**What you have to do**: Every record should be written out exactly, please.

— start —

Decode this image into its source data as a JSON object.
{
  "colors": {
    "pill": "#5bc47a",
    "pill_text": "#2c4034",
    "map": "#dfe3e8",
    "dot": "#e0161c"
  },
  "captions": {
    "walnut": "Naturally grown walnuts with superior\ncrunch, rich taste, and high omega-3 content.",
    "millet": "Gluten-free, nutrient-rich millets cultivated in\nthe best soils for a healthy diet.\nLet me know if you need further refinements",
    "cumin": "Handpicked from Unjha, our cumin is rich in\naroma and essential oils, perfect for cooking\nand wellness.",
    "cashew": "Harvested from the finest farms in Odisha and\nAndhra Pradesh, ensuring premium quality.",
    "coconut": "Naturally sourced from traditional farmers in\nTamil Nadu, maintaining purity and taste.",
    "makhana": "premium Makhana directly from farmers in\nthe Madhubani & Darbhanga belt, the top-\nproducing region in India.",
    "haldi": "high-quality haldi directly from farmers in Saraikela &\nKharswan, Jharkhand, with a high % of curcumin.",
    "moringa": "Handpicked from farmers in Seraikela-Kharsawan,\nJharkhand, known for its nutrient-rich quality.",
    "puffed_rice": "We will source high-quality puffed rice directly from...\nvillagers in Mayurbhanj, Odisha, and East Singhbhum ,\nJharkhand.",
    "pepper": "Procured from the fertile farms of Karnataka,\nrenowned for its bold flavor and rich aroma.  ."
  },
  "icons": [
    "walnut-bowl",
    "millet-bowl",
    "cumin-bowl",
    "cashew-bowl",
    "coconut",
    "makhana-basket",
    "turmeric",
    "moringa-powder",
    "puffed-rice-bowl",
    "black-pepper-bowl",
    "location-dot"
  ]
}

— end —

**Reply to the exercise**:
Decode this image into its source data as a JSON object.
{
  "colors": {
    "pill": "#5bc47a",
    "pill_text": "#2c4034",
    "map": "#dfe3e8",
    "dot": "#e0161c"
  },
  "captions": {
    "walnut": "Naturally grown walnuts with superior\ncrunch, rich taste, and high omega-3 content.",
    "millet": "Gluten-free, nutrient-rich millets cultivated in\nthe best soils for a healthy diet.\nLet me know if you need further refinements",
    "cumin": "Handpicked from Unjha, our cumin is rich in\naroma and essential oils, perfect for cooking\nand wellness.",
    "cashew": "Harvested from the finest farms in Odisha and\nAndhra Pradesh, ensuring premium quality.",
    "coconut": "Naturally sourced from traditional farmers in\nTamil Nadu, maintaining purity and taste.",
    "makhana": "premium Makhana directly from farmers in\nthe Madhubani & Darbhanga belt, the top-\nproducing region in India.",
    "haldi": "high-quality haldi directly from farmers in Saraikela &\nKharswan, Jharkhand, with a high % of curcumin.",
    "moringa": "Handpicked from farmers in Seraikela-Kharsawan,\nJharkhand, known for its nutrient-rich quality.",
    "puffed_rice": "We will source high-quality puffed rice directly from...\nvillagers in Mayurbhanj, Odisha, and East Singhbhum ,\nJharkhand.",
    "pepper": "Procured from the fertile farms of Karnataka,\nrenowned for its bold flavor and rich aroma.  ."
  },
  "icons": [
    "walnut-bowl",
    "millet-bowl",
    "cumin-bowl",
    "cashew-bowl",
    "coconut",
    "makhana-basket",
    "turmeric",
    "moringa-powder",
    "puffed-rice-bowl",
    "black-pepper-bowl",
    "location-dot"
  ]
}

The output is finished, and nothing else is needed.